── Given records
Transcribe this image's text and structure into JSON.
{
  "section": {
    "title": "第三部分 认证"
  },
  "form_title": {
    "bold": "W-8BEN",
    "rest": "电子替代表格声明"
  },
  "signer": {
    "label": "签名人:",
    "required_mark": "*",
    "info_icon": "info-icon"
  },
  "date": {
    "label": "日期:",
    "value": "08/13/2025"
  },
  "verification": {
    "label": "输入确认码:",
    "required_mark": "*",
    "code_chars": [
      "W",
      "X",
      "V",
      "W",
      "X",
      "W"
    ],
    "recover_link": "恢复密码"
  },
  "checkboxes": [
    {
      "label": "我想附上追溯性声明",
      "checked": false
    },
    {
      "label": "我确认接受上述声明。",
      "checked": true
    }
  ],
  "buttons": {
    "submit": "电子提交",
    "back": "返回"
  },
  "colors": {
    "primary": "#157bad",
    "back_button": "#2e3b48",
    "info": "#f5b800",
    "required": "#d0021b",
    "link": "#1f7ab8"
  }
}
────
- Problem description: Here, the records must be output exactly and in full.

- Solution below:
Transcribe this image's text and structure into JSON.
{
  "section": {
    "title": "第三部分 认证"
  },
  "form_title": {
    "bold": "W-8BEN",
    "rest": "电子替代表格声明"
  },
  "signer": {
    "label": "签名人:",
    "required_mark": "*",
    "info_icon": "info-icon"
  },
  "date": {
    "label": "日期:",
    "value": "08/13/2025"
  },
  "verification": {
    "label": "输入确认码:",
    "required_mark": "*",
    "code_chars": [
      "W",
      "X",
      "V",
      "W",
      "X",
      "W"
    ],
    "recover_link": "恢复密码"
  },
  "checkboxes": [
    {
      "label": "我想附上追溯性声明",
      "checked": false
    },
    {
      "label": "我确认接受上述声明。",
      "checked": true
    }
  ],
  "buttons": {
    "submit": "电子提交",
    "back": "返回"
  },
  "colors": {
    "primary": "#157bad",
    "back_button": "#2e3b48",
    "info": "#f5b800",
    "required": "#d0021b",
    "link": "#1f7ab8"
  }
}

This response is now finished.